* INPUT ROWS *
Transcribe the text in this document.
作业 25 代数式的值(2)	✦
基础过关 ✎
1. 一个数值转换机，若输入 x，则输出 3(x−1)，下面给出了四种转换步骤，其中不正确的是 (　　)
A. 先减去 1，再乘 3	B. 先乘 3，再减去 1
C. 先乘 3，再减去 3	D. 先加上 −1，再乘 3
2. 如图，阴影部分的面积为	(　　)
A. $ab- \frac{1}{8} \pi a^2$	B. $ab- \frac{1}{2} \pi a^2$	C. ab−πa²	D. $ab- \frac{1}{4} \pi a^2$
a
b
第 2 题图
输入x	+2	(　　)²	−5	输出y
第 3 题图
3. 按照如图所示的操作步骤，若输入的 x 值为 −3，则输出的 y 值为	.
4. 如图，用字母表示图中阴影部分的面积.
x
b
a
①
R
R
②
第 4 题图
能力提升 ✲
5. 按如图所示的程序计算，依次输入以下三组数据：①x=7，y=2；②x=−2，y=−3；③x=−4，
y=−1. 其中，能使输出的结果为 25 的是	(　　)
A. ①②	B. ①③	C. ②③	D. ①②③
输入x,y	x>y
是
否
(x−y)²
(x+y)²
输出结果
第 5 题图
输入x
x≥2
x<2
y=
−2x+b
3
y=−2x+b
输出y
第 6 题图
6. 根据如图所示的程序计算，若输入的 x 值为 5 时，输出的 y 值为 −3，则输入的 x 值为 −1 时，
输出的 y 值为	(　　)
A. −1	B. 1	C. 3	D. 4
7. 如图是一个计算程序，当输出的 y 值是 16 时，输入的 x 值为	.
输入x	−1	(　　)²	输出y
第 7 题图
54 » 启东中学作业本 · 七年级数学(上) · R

* TASK TO COMPLETE *
Restate all of the entries above precisely.

* FINAL ANSWER *
Transcribe the text in this document.
作业 25 代数式的值(2)	✦
基础过关 ✎
1. 一个数值转换机，若输入 x，则输出 3(x−1)，下面给出了四种转换步骤，其中不正确的是 (　　)
A. 先减去 1，再乘 3	B. 先乘 3，再减去 1
C. 先乘 3，再减去 3	D. 先加上 −1，再乘 3
2. 如图，阴影部分的面积为	(　　)
A. $ab- \frac{1}{8} \pi a^2$	B. $ab- \frac{1}{2} \pi a^2$	C. ab−πa²	D. $ab- \frac{1}{4} \pi a^2$
a
b
第 2 题图
输入x	+2	(　　)²	−5	输出y
第 3 题图
3. 按照如图所示的操作步骤，若输入的 x 值为 −3，则输出的 y 值为	.
4. 如图，用字母表示图中阴影部分的面积.
x
b
a
①
R
R
②
第 4 题图
能力提升 ✲
5. 按如图所示的程序计算，依次输入以下三组数据：①x=7，y=2；②x=−2，y=−3；③x=−4，
y=−1. 其中，能使输出的结果为 25 的是	(　　)
A. ①②	B. ①③	C. ②③	D. ①②③
输入x,y	x>y
是
否
(x−y)²
(x+y)²
输出结果
第 5 题图
输入x
x≥2
x<2
y=
−2x+b
3
y=−2x+b
输出y
第 6 题图
6. 根据如图所示的程序计算，若输入的 x 值为 5 时，输出的 y 值为 −3，则输入的 x 值为 −1 时，
输出的 y 值为	(　　)
A. −1	B. 1	C. 3	D. 4
7. 如图是一个计算程序，当输出的 y 值是 16 时，输入的 x 值为	.
输入x	−1	(　　)²	输出y
第 7 题图
54 » 启东中学作业本 · 七年级数学(上) · R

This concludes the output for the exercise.